## Opdrachten
• 1. Neem uit het tekstfragment letterlijk de passage over tussen "Het domineeshuis is" en "zijn onderduikjaren doorbracht.", beide inbegrepen.
• 2. Noem alle steden en dorpen die in het tekstfragment over de oorlogsjaren voorkomen.

## Tekstfragment

= = = =

Voor Jaap voelt de onderduikperiode bij de familie Plug als een gevangenschap. In september 1944 komt hier een einde aan als Nuenen wordt bevrijd. Jaap, die niet langer door het leven hoeft als Gerard, sluit zich aan bij de Royal Air Force (RAF) en dient als Duits-Engelse tolk voor de Britse troepen, die in Duitsland jacht maken op hooggeplaatste nazi’s.
Wanneer Jaap terugkeert naar Amsterdam wordt het hem duidelijk dat niemand van zijn nabije familie de oorlog heeft overleefd.
Het domineeshuis is intact gebleven en kan worden bezocht. Ook de zolderkamer, die in dezelfde staat verkeert als toen Jaap van Cleef er destijds zijn onderduikjaren doorbracht.
Rucphen – strijd 44
Van de 6.000 militaire vliegtuigen die zijn neergestort boven Nederland tijdens de Tweede Wereldoorlog, zijn er ongeveer 1.000 op Noord-Brabants gebied gevallen. In Zegge stortte op 18 september 1944, rond 15.40 uur, een Short Stirling IV-bommenwerper van het 570 Squadron neer. Het vliegtuig werd bestuurd door piloot D.H. Balmer. Waarschijnlijk was het vliegtuig op bevoorradingsmissie naar Arnhem als onderdeel van Operatie Market Garden. Of de piloot en zijn bemanning de crash hebben overleefd is onbekend, evenals de oorzaak van het neerstorten. In deze periode was dit geen uitzondering, vele vliegtuigen verongelukten zonder dat er later een oorzaak werd vastgesteld. Ook werd vaak niet duidelijk of er slachtoffers waren gevallen. Families van overledenen ontdekte pas jaren later, en in sommige gevallen nooit, wat er met hun geliefden was gebeurd.

= = = =

## Materiaal

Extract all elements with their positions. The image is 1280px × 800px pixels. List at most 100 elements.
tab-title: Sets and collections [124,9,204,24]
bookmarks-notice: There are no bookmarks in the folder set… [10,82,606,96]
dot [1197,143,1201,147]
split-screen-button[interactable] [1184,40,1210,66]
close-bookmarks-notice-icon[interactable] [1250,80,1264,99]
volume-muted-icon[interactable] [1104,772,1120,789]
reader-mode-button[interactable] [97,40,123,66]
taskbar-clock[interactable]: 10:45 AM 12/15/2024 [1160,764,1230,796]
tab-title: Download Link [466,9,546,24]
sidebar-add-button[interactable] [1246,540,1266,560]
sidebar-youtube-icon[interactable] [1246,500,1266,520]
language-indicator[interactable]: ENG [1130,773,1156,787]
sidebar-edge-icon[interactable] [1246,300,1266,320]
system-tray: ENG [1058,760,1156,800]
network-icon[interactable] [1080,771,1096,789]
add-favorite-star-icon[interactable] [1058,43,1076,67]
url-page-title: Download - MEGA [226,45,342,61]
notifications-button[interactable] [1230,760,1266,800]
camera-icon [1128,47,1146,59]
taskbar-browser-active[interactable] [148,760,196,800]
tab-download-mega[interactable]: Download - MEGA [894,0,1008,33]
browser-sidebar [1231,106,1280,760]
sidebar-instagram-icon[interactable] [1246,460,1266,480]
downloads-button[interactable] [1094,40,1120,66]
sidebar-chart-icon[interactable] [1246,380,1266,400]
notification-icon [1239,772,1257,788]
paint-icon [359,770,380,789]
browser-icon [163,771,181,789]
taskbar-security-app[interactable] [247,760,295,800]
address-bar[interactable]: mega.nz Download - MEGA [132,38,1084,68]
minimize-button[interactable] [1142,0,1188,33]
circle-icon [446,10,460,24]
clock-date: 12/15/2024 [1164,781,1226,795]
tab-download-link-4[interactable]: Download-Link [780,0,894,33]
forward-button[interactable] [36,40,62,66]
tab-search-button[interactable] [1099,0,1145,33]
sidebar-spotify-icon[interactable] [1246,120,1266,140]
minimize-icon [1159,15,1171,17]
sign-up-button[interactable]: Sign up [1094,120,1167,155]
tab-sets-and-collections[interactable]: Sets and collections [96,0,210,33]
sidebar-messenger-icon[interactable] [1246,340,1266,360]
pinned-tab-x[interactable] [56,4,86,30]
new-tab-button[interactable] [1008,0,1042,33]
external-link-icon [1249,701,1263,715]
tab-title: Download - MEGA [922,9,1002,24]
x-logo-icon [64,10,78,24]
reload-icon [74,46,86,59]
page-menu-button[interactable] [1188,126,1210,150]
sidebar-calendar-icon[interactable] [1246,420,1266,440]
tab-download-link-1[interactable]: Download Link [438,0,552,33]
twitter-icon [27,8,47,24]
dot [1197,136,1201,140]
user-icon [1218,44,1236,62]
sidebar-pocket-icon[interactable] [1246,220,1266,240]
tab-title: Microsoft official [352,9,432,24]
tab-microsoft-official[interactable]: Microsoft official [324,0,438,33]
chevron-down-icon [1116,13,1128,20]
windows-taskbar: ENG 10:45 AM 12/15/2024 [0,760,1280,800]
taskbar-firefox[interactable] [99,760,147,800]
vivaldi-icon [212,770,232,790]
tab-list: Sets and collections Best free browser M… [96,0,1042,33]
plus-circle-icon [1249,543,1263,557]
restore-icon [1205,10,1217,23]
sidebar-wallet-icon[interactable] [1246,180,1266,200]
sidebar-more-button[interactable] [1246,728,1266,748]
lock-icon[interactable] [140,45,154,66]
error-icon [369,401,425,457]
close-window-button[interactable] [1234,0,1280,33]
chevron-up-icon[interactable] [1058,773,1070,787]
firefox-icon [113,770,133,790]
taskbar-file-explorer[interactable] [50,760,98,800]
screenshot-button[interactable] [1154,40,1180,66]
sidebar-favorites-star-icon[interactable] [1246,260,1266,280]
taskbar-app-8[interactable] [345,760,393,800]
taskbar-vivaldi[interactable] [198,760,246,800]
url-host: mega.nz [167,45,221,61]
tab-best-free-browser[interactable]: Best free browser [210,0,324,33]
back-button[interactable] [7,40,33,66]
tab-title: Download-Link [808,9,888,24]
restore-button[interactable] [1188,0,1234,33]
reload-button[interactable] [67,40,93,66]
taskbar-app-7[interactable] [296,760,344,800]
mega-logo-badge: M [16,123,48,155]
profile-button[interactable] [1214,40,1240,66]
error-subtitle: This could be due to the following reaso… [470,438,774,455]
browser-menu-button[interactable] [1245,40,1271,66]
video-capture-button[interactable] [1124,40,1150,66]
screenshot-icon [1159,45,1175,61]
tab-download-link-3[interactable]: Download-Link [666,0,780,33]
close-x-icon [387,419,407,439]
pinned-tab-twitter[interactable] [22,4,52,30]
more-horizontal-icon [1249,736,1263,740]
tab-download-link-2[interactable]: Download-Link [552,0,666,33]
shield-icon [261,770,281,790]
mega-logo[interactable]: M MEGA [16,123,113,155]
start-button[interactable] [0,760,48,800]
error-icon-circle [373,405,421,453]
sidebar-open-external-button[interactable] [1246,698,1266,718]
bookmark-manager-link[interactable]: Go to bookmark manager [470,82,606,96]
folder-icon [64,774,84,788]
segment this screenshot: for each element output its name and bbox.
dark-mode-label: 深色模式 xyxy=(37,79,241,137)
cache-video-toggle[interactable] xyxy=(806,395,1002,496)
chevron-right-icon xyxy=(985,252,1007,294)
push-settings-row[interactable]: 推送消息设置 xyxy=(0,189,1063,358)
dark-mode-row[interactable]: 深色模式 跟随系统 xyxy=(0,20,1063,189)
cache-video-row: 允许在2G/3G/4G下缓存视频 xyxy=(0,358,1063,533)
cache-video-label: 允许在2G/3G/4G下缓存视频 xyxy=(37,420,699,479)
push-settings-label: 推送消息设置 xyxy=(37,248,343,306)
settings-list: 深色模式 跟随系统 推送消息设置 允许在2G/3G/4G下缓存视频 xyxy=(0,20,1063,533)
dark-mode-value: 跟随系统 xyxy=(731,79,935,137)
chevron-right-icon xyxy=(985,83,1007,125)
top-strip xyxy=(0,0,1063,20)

= = = =

## Uitwerkingen
• 1.
Het domineeshuis is intact gebleven en kan worden bezocht. Ook de zolderkamer, die in dezelfde staat verkeert als toen Jaap van Cleef er destijds zijn onderduikjaren doorbracht.

• 2. Nuenen, Amsterdam, Rucphen, Zegge, Arnhem